Challenge –
Using the records below, locate all lines containing "problem" and return them.

%%

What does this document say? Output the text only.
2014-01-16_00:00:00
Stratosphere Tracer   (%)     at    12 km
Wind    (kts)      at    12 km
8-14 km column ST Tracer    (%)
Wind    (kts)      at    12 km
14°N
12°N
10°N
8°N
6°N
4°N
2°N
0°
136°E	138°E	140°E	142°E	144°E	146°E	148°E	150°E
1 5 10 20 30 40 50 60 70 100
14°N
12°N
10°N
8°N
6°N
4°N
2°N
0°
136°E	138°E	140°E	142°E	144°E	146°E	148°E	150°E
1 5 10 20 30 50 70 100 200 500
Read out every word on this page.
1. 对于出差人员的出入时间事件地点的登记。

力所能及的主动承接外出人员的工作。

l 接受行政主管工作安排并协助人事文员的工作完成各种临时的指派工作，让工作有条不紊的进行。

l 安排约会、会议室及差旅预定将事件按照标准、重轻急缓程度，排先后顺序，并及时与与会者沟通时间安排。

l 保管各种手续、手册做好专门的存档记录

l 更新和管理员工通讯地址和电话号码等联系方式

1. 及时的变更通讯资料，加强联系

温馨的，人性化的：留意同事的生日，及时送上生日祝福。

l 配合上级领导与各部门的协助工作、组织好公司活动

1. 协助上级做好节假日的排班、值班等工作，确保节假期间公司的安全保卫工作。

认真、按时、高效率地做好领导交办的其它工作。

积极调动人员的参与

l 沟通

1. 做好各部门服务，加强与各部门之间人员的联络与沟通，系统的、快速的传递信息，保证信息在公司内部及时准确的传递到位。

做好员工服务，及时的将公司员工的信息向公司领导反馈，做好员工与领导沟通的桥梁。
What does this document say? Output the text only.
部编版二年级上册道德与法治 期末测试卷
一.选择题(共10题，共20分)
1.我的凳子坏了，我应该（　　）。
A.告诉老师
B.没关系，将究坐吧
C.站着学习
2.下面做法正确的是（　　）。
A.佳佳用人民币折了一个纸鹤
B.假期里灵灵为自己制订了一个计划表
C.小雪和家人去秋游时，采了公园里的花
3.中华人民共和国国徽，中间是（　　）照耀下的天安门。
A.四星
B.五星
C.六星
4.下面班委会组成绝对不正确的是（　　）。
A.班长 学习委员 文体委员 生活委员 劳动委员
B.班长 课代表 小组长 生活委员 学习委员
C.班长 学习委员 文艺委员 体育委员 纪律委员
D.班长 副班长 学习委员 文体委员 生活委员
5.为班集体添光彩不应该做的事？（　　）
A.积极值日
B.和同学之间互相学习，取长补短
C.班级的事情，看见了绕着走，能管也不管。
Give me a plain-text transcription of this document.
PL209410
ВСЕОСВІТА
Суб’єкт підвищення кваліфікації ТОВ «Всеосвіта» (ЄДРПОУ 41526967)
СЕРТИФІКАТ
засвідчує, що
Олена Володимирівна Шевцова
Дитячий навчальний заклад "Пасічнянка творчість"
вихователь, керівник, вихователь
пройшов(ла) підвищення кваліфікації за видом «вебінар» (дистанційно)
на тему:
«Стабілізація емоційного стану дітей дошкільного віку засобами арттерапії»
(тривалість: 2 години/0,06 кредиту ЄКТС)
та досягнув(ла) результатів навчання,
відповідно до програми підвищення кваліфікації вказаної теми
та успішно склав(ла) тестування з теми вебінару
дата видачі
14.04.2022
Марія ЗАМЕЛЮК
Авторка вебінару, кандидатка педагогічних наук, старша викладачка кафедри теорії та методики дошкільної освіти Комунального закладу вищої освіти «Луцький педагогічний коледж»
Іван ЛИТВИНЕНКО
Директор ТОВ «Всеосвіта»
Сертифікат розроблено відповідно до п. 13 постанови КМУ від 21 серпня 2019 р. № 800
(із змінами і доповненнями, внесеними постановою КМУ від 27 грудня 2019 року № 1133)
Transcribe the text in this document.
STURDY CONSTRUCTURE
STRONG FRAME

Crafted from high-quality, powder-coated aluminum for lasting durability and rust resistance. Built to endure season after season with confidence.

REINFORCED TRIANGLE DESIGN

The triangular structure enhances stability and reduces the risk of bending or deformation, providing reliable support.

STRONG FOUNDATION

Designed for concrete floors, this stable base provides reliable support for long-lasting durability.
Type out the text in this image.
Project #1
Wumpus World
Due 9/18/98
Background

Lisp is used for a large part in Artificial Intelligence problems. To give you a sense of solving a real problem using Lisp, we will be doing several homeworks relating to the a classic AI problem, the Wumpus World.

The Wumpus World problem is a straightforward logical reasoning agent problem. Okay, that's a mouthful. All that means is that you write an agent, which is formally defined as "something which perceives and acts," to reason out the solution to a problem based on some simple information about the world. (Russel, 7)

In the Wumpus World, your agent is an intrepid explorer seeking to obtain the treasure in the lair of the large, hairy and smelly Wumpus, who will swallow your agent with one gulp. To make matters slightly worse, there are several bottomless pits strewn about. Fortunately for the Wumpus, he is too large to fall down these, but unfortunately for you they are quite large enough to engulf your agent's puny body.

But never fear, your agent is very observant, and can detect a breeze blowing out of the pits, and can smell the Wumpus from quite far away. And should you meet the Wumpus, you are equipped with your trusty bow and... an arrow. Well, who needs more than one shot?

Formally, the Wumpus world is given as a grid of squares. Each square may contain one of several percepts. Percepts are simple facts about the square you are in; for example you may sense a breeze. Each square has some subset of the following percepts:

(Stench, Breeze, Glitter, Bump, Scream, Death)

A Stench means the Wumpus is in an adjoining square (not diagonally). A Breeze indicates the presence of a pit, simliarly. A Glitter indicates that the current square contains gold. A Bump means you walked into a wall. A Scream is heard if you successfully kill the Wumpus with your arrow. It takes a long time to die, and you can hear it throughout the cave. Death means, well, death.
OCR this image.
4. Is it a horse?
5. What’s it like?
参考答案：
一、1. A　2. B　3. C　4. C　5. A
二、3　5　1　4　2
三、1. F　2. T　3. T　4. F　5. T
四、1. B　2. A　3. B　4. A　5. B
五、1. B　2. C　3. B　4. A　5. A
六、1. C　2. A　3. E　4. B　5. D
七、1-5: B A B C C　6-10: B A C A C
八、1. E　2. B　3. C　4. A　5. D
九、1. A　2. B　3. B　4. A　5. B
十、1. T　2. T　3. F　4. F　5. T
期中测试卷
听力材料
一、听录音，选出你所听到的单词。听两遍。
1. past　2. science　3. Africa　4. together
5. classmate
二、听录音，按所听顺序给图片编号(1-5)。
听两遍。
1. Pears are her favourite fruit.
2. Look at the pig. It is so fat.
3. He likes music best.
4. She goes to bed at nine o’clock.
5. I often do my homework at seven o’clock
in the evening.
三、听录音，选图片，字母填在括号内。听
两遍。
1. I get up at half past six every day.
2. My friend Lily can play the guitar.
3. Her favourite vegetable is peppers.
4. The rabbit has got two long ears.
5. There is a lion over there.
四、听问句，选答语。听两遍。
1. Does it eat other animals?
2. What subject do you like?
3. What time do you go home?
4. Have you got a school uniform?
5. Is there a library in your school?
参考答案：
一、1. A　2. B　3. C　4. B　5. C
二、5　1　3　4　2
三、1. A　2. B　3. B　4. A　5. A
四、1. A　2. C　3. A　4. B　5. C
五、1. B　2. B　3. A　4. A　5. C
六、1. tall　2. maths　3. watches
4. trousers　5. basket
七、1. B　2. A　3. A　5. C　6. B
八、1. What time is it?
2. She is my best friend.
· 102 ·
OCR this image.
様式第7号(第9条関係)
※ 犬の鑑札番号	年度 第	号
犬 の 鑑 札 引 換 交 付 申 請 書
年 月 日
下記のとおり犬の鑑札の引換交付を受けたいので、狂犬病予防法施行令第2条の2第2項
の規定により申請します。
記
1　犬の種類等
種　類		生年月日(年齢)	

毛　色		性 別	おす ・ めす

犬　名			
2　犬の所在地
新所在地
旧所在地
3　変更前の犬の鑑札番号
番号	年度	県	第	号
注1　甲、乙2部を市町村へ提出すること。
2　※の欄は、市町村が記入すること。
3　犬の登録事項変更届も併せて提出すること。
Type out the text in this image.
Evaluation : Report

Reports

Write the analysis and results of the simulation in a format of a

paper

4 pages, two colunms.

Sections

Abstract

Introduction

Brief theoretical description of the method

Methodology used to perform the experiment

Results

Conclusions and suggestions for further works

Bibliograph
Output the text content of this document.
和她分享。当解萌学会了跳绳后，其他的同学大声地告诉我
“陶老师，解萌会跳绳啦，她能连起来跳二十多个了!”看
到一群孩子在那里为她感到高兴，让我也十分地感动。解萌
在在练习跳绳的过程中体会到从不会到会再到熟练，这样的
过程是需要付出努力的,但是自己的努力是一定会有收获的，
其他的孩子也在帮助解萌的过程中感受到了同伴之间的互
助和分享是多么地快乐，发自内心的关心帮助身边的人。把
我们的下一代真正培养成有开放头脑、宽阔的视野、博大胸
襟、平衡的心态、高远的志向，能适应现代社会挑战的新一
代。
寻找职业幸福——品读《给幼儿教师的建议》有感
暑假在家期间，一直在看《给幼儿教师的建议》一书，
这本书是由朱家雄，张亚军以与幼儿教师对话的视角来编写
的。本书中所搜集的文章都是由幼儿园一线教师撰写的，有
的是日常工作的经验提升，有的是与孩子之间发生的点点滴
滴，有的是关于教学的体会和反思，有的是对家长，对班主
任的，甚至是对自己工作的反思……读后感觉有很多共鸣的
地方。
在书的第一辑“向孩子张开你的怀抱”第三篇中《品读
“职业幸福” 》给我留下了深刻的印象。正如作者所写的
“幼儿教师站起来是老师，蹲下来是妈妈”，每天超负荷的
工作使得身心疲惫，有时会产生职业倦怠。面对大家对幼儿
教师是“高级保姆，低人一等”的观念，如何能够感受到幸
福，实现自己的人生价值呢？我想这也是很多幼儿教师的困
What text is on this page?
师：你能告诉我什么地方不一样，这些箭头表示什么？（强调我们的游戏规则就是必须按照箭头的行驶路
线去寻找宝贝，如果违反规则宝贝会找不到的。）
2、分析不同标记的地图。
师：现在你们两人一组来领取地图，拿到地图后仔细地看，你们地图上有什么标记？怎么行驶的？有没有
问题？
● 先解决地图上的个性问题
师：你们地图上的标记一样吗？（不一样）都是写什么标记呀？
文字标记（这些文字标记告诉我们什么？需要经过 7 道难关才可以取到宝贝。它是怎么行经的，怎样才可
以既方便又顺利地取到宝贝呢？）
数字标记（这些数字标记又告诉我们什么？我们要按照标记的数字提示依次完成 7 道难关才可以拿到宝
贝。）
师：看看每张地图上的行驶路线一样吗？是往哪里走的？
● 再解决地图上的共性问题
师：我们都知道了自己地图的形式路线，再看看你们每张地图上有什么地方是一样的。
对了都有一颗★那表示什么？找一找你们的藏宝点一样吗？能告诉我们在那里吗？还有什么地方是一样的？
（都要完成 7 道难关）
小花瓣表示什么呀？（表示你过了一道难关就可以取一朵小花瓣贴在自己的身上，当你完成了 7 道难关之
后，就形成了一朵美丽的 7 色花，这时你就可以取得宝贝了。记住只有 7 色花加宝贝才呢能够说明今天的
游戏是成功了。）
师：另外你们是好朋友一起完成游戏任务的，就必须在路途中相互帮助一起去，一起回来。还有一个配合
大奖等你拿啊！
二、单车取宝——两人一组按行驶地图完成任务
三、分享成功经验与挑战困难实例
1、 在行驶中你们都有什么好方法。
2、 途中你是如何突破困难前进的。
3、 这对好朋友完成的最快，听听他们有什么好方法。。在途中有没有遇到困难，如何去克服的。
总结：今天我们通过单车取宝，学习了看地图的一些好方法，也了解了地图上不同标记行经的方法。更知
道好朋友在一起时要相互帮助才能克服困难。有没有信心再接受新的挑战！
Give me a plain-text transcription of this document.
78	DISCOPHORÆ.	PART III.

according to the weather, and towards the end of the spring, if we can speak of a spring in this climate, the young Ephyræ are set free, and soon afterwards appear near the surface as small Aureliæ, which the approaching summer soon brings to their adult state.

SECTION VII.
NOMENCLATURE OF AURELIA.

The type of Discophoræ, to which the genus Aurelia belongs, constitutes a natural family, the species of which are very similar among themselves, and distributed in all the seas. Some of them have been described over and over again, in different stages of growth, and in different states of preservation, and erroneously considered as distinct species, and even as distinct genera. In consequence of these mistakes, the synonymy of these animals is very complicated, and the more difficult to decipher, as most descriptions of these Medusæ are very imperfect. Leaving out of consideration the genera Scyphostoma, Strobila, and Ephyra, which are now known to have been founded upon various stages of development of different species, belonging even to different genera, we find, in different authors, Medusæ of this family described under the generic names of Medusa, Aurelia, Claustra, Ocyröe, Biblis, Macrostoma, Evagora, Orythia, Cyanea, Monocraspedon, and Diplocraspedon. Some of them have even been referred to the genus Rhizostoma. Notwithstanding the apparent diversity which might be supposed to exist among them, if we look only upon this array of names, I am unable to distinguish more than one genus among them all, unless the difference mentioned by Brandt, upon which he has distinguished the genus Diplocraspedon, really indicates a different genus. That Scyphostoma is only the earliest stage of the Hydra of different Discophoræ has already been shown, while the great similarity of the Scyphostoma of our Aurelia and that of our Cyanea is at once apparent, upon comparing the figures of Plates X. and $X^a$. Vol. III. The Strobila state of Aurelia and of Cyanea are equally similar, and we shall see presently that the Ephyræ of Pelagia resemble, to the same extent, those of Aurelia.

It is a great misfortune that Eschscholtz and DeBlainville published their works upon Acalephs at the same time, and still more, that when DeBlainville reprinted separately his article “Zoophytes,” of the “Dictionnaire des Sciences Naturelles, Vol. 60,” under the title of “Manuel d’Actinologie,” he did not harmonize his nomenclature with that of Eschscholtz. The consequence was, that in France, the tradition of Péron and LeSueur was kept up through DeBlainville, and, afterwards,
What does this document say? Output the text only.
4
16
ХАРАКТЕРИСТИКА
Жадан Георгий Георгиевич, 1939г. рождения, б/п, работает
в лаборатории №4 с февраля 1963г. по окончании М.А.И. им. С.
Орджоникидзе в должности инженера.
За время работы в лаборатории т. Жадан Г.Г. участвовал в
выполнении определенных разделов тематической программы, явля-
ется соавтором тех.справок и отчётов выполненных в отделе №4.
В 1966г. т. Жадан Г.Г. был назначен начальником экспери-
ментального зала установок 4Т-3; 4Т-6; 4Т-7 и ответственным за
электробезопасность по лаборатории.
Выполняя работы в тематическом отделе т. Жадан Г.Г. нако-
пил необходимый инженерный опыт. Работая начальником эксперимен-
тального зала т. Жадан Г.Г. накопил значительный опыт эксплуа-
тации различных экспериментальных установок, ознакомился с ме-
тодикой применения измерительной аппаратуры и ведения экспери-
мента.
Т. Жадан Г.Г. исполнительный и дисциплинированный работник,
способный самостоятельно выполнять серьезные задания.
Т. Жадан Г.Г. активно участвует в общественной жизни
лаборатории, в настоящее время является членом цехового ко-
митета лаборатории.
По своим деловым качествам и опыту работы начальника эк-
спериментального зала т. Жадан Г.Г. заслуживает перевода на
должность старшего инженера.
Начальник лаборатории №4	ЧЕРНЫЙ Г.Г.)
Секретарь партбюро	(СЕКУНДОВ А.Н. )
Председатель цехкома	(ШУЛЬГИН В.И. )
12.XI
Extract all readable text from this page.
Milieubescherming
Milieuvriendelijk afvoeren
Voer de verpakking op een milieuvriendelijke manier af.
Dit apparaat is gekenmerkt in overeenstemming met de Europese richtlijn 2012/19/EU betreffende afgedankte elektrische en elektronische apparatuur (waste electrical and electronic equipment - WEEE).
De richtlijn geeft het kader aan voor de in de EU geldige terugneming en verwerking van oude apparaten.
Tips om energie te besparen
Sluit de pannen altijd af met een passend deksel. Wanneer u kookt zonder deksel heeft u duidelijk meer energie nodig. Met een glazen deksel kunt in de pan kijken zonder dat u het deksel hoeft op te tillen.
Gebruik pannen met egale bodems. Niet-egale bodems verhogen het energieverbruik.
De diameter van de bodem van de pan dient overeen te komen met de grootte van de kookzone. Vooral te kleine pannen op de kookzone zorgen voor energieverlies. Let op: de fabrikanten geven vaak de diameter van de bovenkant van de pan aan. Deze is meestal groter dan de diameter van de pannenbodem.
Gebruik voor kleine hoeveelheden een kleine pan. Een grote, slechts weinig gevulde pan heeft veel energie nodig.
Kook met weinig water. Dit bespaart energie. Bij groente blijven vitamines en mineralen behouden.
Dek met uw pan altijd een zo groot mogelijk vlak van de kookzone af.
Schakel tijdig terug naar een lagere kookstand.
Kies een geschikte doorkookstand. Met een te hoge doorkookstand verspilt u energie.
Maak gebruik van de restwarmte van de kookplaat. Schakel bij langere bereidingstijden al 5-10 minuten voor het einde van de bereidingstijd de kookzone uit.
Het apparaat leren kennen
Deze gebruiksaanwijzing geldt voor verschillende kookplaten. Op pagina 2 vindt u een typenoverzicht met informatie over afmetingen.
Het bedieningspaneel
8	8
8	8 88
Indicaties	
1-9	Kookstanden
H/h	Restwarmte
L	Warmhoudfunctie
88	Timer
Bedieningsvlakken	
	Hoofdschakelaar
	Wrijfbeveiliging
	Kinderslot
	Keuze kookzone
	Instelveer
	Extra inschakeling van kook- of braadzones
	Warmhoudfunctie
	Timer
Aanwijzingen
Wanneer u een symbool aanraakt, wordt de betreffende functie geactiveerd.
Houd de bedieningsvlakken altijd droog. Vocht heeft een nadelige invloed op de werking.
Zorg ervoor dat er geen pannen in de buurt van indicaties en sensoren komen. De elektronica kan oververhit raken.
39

%%

The output –
Lisp is used for a large part in Artificial Intelligence problems. To give you a sense of solving a real problem using Lisp, we will be doing several homeworks relating to the a classic AI problem, the Wumpus World.
The Wumpus World problem is a straightforward logical reasoning agent problem. Okay, that's a mouthful. All that means is that you write an agent, which is formally defined as "something which perceives and acts," to reason out the solution to a problem based on some simple information about the world. (Russel, 7)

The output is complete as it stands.